[[ PASSAGE PROVIDED, beginning ]]

Resveratrol as inducer of autophagy, pro-survival, and anti-inflammatory stimuli in cultured human RPE cells

Abstract

Purpose: To investigate the mechanism by which resveratrol acts upon retinal pigment epithelial (RPE) cells and to characterize its effect upon autophagy, survival, and inflammation, with consequent implications to treatment for age-related macular degeneration (AMD). Methods: Cultured ARPE-19 cells were exposed to 10 and 50 μM resveratrol. Cell survival/death was determined by annexin-FITC/propidium iodide using flow cytometry, while autophagy was studied by detecting autophagic vacuoles formation (acridine orange and transmission electron microscopy), as well as LC3II/I ratio and p62 expression by Western blot. In addition, time-lapse confocal microscopy of a pDENDRA-LC3 expression vector was performed to detect autophagy in transfected ARPE-19 cells under the different treatment conditions. Inhibition of proteasomal and autophagy-lysosomal fusion was carried out by MG-132 and chloroquine, respectively, while induction of autophagy was achieved by rapamycin treatment. Detection of secreted cytokines by ARPE-19 cells using Human XL Cytokine Array was performed under oxidative stress (H2O2) and resveratrol treatments, respectively. Results: Resveratrol induced autophagy in ARPE-19 cells as determined by augmented presence of autophagic vacuoles, increased LC3II/I ratio and decreased p62 expression, as well as time-lapse confocal microscopy using pDENDRA-LC3 expression vector. Resveratrol acted similarly to proteasomal inhibition and downstream of mammalian target of rapamycin (mTOR), since upstream inhibition of autophagy by 3-methyladenine could not inhibit autophagy in ARPE-19 cells. Co-treatmeant by rapamycin and/or proteasome inhibition showed no additive effect upon autophagy induction. ARPE-19 cells treated by resveratrol showed lower cell death rate compared to untreated controls. Resveratrol induced a specific anti-inflammatory response in ARPE-19 cells. Conclusions: Resveratrol can induce autophagy, pro-survival, and anti-inflammatory stimuli in ARPE-19 cells, properties which could be plausible to formulate future treatment modalities for AMD.

[[ PASSAGE PROVIDED, end ]]

Check each of the following statements against the resveratrol abstract, answering yes or no and quoting the words of the abstract that decide it. 1. ARPE-19 cells were exposed to resveratrol at 10 and 50 μM. 2. 3-methyladenine blocked autophagy in ARPE-19 cells. 3. ARPE-19 cells treated with resveratrol had a higher cell death rate than untreated controls.

[[ DATASET ENTRIES, beginning ]]

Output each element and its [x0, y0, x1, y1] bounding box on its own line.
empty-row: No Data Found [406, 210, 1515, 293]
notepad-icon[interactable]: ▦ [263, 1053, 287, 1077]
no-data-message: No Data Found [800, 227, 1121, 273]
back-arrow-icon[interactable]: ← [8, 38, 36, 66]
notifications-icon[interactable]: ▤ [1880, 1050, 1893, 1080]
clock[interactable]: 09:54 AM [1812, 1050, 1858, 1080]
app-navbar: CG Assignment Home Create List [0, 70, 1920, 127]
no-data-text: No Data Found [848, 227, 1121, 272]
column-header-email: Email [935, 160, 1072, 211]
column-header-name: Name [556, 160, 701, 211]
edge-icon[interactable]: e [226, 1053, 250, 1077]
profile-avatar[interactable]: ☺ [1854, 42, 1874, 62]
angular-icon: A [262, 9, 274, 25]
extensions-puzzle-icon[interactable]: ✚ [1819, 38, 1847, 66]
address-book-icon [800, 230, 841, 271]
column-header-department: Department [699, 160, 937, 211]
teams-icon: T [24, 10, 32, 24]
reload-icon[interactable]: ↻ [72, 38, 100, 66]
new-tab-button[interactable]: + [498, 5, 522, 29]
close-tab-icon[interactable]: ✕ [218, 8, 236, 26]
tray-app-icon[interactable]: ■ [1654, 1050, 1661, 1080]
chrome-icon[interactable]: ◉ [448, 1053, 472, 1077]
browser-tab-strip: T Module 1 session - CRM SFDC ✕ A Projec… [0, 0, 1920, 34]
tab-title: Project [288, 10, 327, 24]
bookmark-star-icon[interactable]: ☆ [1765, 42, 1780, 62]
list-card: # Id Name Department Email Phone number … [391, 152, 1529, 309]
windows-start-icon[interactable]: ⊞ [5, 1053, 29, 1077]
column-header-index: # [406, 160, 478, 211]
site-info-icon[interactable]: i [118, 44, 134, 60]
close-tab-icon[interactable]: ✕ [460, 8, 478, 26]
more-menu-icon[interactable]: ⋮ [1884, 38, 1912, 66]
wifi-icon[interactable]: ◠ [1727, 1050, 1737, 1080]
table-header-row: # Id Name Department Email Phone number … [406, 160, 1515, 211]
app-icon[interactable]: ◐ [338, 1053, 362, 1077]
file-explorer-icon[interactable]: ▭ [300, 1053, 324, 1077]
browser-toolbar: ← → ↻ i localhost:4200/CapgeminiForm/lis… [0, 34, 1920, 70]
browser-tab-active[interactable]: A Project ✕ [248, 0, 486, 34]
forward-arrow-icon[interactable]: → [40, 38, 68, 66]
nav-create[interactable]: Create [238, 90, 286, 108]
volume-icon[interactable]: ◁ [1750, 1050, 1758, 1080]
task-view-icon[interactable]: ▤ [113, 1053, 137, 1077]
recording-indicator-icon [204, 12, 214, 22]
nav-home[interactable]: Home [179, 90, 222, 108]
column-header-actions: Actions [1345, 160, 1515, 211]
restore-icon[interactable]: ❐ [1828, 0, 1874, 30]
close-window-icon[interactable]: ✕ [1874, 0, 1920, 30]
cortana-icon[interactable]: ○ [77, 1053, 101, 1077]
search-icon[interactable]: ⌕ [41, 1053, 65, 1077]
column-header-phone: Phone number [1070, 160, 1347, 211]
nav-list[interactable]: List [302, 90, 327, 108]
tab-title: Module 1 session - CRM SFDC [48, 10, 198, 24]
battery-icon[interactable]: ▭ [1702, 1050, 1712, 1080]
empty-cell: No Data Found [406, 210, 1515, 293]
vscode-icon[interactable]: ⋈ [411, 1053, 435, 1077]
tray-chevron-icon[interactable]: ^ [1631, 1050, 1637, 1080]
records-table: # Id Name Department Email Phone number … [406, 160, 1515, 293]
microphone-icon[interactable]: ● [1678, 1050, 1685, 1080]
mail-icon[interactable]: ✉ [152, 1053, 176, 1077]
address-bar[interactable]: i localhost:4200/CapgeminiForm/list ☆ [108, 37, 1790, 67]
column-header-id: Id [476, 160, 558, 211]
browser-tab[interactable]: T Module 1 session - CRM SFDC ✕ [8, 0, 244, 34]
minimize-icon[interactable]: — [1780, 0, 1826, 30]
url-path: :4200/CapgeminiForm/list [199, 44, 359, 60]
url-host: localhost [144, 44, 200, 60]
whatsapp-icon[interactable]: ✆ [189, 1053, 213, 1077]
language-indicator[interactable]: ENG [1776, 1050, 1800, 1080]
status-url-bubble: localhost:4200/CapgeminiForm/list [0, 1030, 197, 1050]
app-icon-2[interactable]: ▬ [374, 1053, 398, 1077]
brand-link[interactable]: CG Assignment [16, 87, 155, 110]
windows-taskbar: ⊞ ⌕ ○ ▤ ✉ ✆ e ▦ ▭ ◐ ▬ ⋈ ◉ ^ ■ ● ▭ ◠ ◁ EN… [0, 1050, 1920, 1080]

[[ DATASET ENTRIES, end ]]

_TASK ANSWER_.
1. Yes: "Cultured ARPE-19 cells were exposed to 10 and 50 μM resveratrol."
2. No: "upstream inhibition of autophagy by 3-methyladenine could not inhibit autophagy in ARPE-19 cells."
3. No: "ARPE-19 cells treated by resveratrol showed lower cell death rate compared to untreated controls."